» **EXERCISE GOAL**:
Type out the records that follow, exactly as given.

start MATERIAL SUPPLIED

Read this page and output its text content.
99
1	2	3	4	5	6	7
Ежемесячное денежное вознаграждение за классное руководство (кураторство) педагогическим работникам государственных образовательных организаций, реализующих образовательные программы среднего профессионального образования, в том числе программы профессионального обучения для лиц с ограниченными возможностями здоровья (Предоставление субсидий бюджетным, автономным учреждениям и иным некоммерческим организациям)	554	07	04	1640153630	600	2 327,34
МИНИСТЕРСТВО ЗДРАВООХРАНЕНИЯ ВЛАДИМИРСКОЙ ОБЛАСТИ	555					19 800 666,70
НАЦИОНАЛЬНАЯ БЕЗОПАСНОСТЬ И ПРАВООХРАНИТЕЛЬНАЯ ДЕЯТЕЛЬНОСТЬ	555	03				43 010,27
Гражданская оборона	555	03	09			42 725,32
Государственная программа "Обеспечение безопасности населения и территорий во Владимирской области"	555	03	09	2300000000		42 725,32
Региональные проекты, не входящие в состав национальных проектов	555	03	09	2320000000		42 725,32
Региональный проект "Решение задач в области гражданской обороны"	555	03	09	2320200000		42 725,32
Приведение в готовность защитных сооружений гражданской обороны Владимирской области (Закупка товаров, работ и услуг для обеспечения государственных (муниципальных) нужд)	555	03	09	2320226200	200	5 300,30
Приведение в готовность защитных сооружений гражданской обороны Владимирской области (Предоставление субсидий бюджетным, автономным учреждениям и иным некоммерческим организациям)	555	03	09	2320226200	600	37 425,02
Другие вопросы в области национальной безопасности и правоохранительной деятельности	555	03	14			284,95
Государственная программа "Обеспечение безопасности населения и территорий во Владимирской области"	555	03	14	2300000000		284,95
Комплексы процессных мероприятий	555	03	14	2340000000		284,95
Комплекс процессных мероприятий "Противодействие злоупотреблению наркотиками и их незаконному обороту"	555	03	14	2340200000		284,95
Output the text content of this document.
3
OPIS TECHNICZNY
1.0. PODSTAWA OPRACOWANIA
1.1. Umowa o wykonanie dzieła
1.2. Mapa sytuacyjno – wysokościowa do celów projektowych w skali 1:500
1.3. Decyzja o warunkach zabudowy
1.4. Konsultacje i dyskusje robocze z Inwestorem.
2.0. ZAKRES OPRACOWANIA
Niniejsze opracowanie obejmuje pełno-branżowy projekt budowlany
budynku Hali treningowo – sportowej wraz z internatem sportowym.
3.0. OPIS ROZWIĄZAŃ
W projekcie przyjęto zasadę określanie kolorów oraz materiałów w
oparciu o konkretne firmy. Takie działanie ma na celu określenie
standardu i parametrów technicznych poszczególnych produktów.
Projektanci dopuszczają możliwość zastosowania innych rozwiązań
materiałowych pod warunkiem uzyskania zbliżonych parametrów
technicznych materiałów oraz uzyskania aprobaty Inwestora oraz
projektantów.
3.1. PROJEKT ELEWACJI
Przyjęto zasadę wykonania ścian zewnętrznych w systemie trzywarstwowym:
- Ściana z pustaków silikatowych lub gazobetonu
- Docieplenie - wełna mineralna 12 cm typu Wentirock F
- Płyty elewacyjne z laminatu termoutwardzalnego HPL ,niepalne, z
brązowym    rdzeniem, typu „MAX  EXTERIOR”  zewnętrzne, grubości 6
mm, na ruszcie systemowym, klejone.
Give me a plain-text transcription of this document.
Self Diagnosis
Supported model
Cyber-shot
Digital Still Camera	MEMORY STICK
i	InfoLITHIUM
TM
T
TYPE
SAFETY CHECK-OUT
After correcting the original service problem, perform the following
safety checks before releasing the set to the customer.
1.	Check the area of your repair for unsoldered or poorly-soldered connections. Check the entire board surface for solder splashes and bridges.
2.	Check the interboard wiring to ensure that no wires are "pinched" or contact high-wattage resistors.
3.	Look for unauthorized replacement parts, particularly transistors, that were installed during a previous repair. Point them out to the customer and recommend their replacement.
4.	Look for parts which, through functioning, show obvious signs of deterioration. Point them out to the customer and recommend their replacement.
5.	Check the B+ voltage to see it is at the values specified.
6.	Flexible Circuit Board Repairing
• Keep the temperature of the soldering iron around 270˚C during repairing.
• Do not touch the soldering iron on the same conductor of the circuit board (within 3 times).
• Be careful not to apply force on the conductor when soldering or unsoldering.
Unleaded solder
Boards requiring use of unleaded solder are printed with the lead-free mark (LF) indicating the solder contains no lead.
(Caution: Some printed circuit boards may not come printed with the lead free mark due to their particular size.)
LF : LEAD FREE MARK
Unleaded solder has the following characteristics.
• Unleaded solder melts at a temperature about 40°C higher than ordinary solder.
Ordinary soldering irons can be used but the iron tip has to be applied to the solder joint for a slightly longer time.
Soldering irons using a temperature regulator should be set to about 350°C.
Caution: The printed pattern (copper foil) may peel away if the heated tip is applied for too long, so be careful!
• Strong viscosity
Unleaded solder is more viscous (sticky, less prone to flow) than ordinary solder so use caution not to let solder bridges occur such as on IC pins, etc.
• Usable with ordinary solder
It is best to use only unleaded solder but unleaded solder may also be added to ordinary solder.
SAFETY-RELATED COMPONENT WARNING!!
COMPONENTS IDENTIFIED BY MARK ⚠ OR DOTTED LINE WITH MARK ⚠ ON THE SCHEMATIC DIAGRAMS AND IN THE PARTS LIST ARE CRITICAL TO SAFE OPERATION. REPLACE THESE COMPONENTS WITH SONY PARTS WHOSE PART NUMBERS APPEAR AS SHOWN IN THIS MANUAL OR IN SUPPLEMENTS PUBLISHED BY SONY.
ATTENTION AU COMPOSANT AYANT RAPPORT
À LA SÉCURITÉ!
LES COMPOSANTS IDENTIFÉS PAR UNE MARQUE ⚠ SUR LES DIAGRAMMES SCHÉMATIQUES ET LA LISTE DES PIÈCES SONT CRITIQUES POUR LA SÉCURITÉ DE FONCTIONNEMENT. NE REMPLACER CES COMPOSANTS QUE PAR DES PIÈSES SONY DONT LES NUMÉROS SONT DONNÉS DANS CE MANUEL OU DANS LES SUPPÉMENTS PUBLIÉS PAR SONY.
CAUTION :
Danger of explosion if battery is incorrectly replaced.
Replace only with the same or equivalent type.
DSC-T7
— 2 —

end MATERIAL SUPPLIED

» **WRITTEN ANSWER**:
Read this page and output its text content.
99
1	2	3	4	5	6	7
Ежемесячное денежное вознаграждение за классное руководство (кураторство) педагогическим работникам государственных образовательных организаций, реализующих образовательные программы среднего профессионального образования, в том числе программы профессионального обучения для лиц с ограниченными возможностями здоровья (Предоставление субсидий бюджетным, автономным учреждениям и иным некоммерческим организациям)	554	07	04	1640153630	600	2 327,34
МИНИСТЕРСТВО ЗДРАВООХРАНЕНИЯ ВЛАДИМИРСКОЙ ОБЛАСТИ	555					19 800 666,70
НАЦИОНАЛЬНАЯ БЕЗОПАСНОСТЬ И ПРАВООХРАНИТЕЛЬНАЯ ДЕЯТЕЛЬНОСТЬ	555	03				43 010,27
Гражданская оборона	555	03	09			42 725,32
Государственная программа "Обеспечение безопасности населения и территорий во Владимирской области"	555	03	09	2300000000		42 725,32
Региональные проекты, не входящие в состав национальных проектов	555	03	09	2320000000		42 725,32
Региональный проект "Решение задач в области гражданской обороны"	555	03	09	2320200000		42 725,32
Приведение в готовность защитных сооружений гражданской обороны Владимирской области (Закупка товаров, работ и услуг для обеспечения государственных (муниципальных) нужд)	555	03	09	2320226200	200	5 300,30
Приведение в готовность защитных сооружений гражданской обороны Владимирской области (Предоставление субсидий бюджетным, автономным учреждениям и иным некоммерческим организациям)	555	03	09	2320226200	600	37 425,02
Другие вопросы в области национальной безопасности и правоохранительной деятельности	555	03	14			284,95
Государственная программа "Обеспечение безопасности населения и территорий во Владимирской области"	555	03	14	2300000000		284,95
Комплексы процессных мероприятий	555	03	14	2340000000		284,95
Комплекс процессных мероприятий "Противодействие злоупотреблению наркотиками и их незаконному обороту"	555	03	14	2340200000		284,95
Output the text content of this document.
3
OPIS TECHNICZNY
1.0. PODSTAWA OPRACOWANIA
1.1. Umowa o wykonanie dzieła
1.2. Mapa sytuacyjno – wysokościowa do celów projektowych w skali 1:500
1.3. Decyzja o warunkach zabudowy
1.4. Konsultacje i dyskusje robocze z Inwestorem.
2.0. ZAKRES OPRACOWANIA
Niniejsze opracowanie obejmuje pełno-branżowy projekt budowlany
budynku Hali treningowo – sportowej wraz z internatem sportowym.
3.0. OPIS ROZWIĄZAŃ
W projekcie przyjęto zasadę określanie kolorów oraz materiałów w
oparciu o konkretne firmy. Takie działanie ma na celu określenie
standardu i parametrów technicznych poszczególnych produktów.
Projektanci dopuszczają możliwość zastosowania innych rozwiązań
materiałowych pod warunkiem uzyskania zbliżonych parametrów
technicznych materiałów oraz uzyskania aprobaty Inwestora oraz
projektantów.
3.1. PROJEKT ELEWACJI
Przyjęto zasadę wykonania ścian zewnętrznych w systemie trzywarstwowym:
- Ściana z pustaków silikatowych lub gazobetonu
- Docieplenie - wełna mineralna 12 cm typu Wentirock F
- Płyty elewacyjne z laminatu termoutwardzalnego HPL ,niepalne, z
brązowym    rdzeniem, typu „MAX  EXTERIOR”  zewnętrzne, grubości 6
mm, na ruszcie systemowym, klejone.
Give me a plain-text transcription of this document.
Self Diagnosis
Supported model
Cyber-shot
Digital Still Camera	MEMORY STICK
i	InfoLITHIUM
TM
T
TYPE
SAFETY CHECK-OUT
After correcting the original service problem, perform the following
safety checks before releasing the set to the customer.
1.	Check the area of your repair for unsoldered or poorly-soldered connections. Check the entire board surface for solder splashes and bridges.
2.	Check the interboard wiring to ensure that no wires are "pinched" or contact high-wattage resistors.
3.	Look for unauthorized replacement parts, particularly transistors, that were installed during a previous repair. Point them out to the customer and recommend their replacement.
4.	Look for parts which, through functioning, show obvious signs of deterioration. Point them out to the customer and recommend their replacement.
5.	Check the B+ voltage to see it is at the values specified.
6.	Flexible Circuit Board Repairing
• Keep the temperature of the soldering iron around 270˚C during repairing.
• Do not touch the soldering iron on the same conductor of the circuit board (within 3 times).
• Be careful not to apply force on the conductor when soldering or unsoldering.
Unleaded solder
Boards requiring use of unleaded solder are printed with the lead-free mark (LF) indicating the solder contains no lead.
(Caution: Some printed circuit boards may not come printed with the lead free mark due to their particular size.)
LF : LEAD FREE MARK
Unleaded solder has the following characteristics.
• Unleaded solder melts at a temperature about 40°C higher than ordinary solder.
Ordinary soldering irons can be used but the iron tip has to be applied to the solder joint for a slightly longer time.
Soldering irons using a temperature regulator should be set to about 350°C.
Caution: The printed pattern (copper foil) may peel away if the heated tip is applied for too long, so be careful!
• Strong viscosity
Unleaded solder is more viscous (sticky, less prone to flow) than ordinary solder so use caution not to let solder bridges occur such as on IC pins, etc.
• Usable with ordinary solder
It is best to use only unleaded solder but unleaded solder may also be added to ordinary solder.
SAFETY-RELATED COMPONENT WARNING!!
COMPONENTS IDENTIFIED BY MARK ⚠ OR DOTTED LINE WITH MARK ⚠ ON THE SCHEMATIC DIAGRAMS AND IN THE PARTS LIST ARE CRITICAL TO SAFE OPERATION. REPLACE THESE COMPONENTS WITH SONY PARTS WHOSE PART NUMBERS APPEAR AS SHOWN IN THIS MANUAL OR IN SUPPLEMENTS PUBLISHED BY SONY.
ATTENTION AU COMPOSANT AYANT RAPPORT
À LA SÉCURITÉ!
LES COMPOSANTS IDENTIFÉS PAR UNE MARQUE ⚠ SUR LES DIAGRAMMES SCHÉMATIQUES ET LA LISTE DES PIÈCES SONT CRITIQUES POUR LA SÉCURITÉ DE FONCTIONNEMENT. NE REMPLACER CES COMPOSANTS QUE PAR DES PIÈSES SONY DONT LES NUMÉROS SONT DONNÉS DANS CE MANUEL OU DANS LES SUPPÉMENTS PUBLIÉS PAR SONY.
CAUTION :
Danger of explosion if battery is incorrectly replaced.
Replace only with the same or equivalent type.
DSC-T7
— 2 —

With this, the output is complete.